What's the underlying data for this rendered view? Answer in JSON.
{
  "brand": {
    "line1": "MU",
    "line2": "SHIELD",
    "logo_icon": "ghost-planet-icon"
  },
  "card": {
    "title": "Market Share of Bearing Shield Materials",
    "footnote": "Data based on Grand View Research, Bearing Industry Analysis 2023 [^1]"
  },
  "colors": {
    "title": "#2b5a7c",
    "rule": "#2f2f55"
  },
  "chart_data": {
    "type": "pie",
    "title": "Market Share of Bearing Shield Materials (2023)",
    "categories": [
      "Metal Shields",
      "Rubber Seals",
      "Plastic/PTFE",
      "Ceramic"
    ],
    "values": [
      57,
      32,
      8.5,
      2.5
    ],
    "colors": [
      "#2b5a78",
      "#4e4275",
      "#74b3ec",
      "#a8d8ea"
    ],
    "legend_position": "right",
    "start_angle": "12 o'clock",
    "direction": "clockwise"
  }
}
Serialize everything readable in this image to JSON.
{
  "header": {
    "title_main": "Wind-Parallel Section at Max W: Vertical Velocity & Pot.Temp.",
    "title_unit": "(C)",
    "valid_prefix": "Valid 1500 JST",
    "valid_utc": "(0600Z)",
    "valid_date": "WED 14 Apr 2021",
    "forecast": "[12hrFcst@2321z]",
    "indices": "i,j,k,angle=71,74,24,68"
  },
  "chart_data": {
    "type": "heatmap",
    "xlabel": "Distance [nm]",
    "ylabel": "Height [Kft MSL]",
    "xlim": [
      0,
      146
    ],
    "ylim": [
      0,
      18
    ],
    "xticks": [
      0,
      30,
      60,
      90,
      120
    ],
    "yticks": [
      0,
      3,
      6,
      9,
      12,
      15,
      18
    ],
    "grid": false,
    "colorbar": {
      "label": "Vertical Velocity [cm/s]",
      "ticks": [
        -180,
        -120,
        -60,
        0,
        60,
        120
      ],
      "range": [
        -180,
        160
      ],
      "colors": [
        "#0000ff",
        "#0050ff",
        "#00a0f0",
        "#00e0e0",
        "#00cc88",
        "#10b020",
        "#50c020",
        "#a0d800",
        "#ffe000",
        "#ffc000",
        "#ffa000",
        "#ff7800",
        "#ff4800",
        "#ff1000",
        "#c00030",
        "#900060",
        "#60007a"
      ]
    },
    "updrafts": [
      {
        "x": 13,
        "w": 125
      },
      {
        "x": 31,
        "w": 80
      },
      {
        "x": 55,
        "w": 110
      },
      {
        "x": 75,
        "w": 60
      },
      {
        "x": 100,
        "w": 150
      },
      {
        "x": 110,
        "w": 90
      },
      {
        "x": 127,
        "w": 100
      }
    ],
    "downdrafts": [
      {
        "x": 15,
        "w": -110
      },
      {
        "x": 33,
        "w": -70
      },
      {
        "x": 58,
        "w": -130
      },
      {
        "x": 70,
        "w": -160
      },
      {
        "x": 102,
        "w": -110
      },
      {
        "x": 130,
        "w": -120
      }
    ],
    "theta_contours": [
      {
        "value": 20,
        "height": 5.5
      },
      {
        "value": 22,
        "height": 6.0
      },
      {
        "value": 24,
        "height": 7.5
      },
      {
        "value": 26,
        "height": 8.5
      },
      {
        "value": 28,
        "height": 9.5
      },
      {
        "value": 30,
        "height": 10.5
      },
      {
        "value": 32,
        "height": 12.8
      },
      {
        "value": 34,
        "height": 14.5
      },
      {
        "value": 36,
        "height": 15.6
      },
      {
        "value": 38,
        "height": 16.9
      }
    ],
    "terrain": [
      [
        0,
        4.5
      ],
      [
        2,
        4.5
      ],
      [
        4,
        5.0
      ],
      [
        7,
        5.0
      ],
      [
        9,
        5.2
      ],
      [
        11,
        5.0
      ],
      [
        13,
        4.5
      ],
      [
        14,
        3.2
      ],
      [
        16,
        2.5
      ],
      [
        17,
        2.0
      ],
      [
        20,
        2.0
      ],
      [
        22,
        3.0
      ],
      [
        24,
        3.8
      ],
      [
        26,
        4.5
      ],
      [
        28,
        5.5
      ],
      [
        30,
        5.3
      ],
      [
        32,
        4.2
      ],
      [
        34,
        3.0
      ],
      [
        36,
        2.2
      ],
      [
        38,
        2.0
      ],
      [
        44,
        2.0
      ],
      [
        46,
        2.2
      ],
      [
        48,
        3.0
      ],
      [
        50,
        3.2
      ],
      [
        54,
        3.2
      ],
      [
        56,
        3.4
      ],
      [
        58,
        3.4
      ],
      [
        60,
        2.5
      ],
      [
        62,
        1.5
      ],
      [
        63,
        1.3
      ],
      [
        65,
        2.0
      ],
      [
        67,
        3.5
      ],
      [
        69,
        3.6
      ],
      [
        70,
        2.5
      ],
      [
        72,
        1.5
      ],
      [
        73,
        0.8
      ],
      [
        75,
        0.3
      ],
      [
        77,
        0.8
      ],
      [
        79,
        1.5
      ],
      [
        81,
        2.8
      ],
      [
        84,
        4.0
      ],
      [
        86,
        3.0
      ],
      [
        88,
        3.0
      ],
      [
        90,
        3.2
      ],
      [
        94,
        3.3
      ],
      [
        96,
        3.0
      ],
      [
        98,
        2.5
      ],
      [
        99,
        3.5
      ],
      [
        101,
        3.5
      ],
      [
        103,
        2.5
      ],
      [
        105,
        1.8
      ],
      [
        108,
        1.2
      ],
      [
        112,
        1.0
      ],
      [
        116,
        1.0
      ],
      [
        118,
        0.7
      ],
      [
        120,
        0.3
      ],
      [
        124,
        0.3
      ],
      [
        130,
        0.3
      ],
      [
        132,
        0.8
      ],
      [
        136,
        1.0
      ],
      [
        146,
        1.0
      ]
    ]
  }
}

■ ■ ■ ■

» **PROBLEM TO WORK ON**
Return the entries in full, keeping every line exactly as it is.

» **SOLVED PROBLEM**
What's the underlying data for this rendered view? Answer in JSON.
{
  "brand": {
    "line1": "MU",
    "line2": "SHIELD",
    "logo_icon": "ghost-planet-icon"
  },
  "card": {
    "title": "Market Share of Bearing Shield Materials",
    "footnote": "Data based on Grand View Research, Bearing Industry Analysis 2023 [^1]"
  },
  "colors": {
    "title": "#2b5a7c",
    "rule": "#2f2f55"
  },
  "chart_data": {
    "type": "pie",
    "title": "Market Share of Bearing Shield Materials (2023)",
    "categories": [
      "Metal Shields",
      "Rubber Seals",
      "Plastic/PTFE",
      "Ceramic"
    ],
    "values": [
      57,
      32,
      8.5,
      2.5
    ],
    "colors": [
      "#2b5a78",
      "#4e4275",
      "#74b3ec",
      "#a8d8ea"
    ],
    "legend_position": "right",
    "start_angle": "12 o'clock",
    "direction": "clockwise"
  }
}
Serialize everything readable in this image to JSON.
{
  "header": {
    "title_main": "Wind-Parallel Section at Max W: Vertical Velocity & Pot.Temp.",
    "title_unit": "(C)",
    "valid_prefix": "Valid 1500 JST",
    "valid_utc": "(0600Z)",
    "valid_date": "WED 14 Apr 2021",
    "forecast": "[12hrFcst@2321z]",
    "indices": "i,j,k,angle=71,74,24,68"
  },
  "chart_data": {
    "type": "heatmap",
    "xlabel": "Distance [nm]",
    "ylabel": "Height [Kft MSL]",
    "xlim": [
      0,
      146
    ],
    "ylim": [
      0,
      18
    ],
    "xticks": [
      0,
      30,
      60,
      90,
      120
    ],
    "yticks": [
      0,
      3,
      6,
      9,
      12,
      15,
      18
    ],
    "grid": false,
    "colorbar": {
      "label": "Vertical Velocity [cm/s]",
      "ticks": [
        -180,
        -120,
        -60,
        0,
        60,
        120
      ],
      "range": [
        -180,
        160
      ],
      "colors": [
        "#0000ff",
        "#0050ff",
        "#00a0f0",
        "#00e0e0",
        "#00cc88",
        "#10b020",
        "#50c020",
        "#a0d800",
        "#ffe000",
        "#ffc000",
        "#ffa000",
        "#ff7800",
        "#ff4800",
        "#ff1000",
        "#c00030",
        "#900060",
        "#60007a"
      ]
    },
    "updrafts": [
      {
        "x": 13,
        "w": 125
      },
      {
        "x": 31,
        "w": 80
      },
      {
        "x": 55,
        "w": 110
      },
      {
        "x": 75,
        "w": 60
      },
      {
        "x": 100,
        "w": 150
      },
      {
        "x": 110,
        "w": 90
      },
      {
        "x": 127,
        "w": 100
      }
    ],
    "downdrafts": [
      {
        "x": 15,
        "w": -110
      },
      {
        "x": 33,
        "w": -70
      },
      {
        "x": 58,
        "w": -130
      },
      {
        "x": 70,
        "w": -160
      },
      {
        "x": 102,
        "w": -110
      },
      {
        "x": 130,
        "w": -120
      }
    ],
    "theta_contours": [
      {
        "value": 20,
        "height": 5.5
      },
      {
        "value": 22,
        "height": 6.0
      },
      {
        "value": 24,
        "height": 7.5
      },
      {
        "value": 26,
        "height": 8.5
      },
      {
        "value": 28,
        "height": 9.5
      },
      {
        "value": 30,
        "height": 10.5
      },
      {
        "value": 32,
        "height": 12.8
      },
      {
        "value": 34,
        "height": 14.5
      },
      {
        "value": 36,
        "height": 15.6
      },
      {
        "value": 38,
        "height": 16.9
      }
    ],
    "terrain": [
      [
        0,
        4.5
      ],
      [
        2,
        4.5
      ],
      [
        4,
        5.0
      ],
      [
        7,
        5.0
      ],
      [
        9,
        5.2
      ],
      [
        11,
        5.0
      ],
      [
        13,
        4.5
      ],
      [
        14,
        3.2
      ],
      [
        16,
        2.5
      ],
      [
        17,
        2.0
      ],
      [
        20,
        2.0
      ],
      [
        22,
        3.0
      ],
      [
        24,
        3.8
      ],
      [
        26,
        4.5
      ],
      [
        28,
        5.5
      ],
      [
        30,
        5.3
      ],
      [
        32,
        4.2
      ],
      [
        34,
        3.0
      ],
      [
        36,
        2.2
      ],
      [
        38,
        2.0
      ],
      [
        44,
        2.0
      ],
      [
        46,
        2.2
      ],
      [
        48,
        3.0
      ],
      [
        50,
        3.2
      ],
      [
        54,
        3.2
      ],
      [
        56,
        3.4
      ],
      [
        58,
        3.4
      ],
      [
        60,
        2.5
      ],
      [
        62,
        1.5
      ],
      [
        63,
        1.3
      ],
      [
        65,
        2.0
      ],
      [
        67,
        3.5
      ],
      [
        69,
        3.6
      ],
      [
        70,
        2.5
      ],
      [
        72,
        1.5
      ],
      [
        73,
        0.8
      ],
      [
        75,
        0.3
      ],
      [
        77,
        0.8
      ],
      [
        79,
        1.5
      ],
      [
        81,
        2.8
      ],
      [
        84,
        4.0
      ],
      [
        86,
        3.0
      ],
      [
        88,
        3.0
      ],
      [
        90,
        3.2
      ],
      [
        94,
        3.3
      ],
      [
        96,
        3.0
      ],
      [
        98,
        2.5
      ],
      [
        99,
        3.5
      ],
      [
        101,
        3.5
      ],
      [
        103,
        2.5
      ],
      [
        105,
        1.8
      ],
      [
        108,
        1.2
      ],
      [
        112,
        1.0
      ],
      [
        116,
        1.0
      ],
      [
        118,
        0.7
      ],
      [
        120,
        0.3
      ],
      [
        124,
        0.3
      ],
      [
        130,
        0.3
      ],
      [
        132,
        0.8
      ],
      [
        136,
        1.0
      ],
      [
        146,
        1.0
      ]
    ]
  }
}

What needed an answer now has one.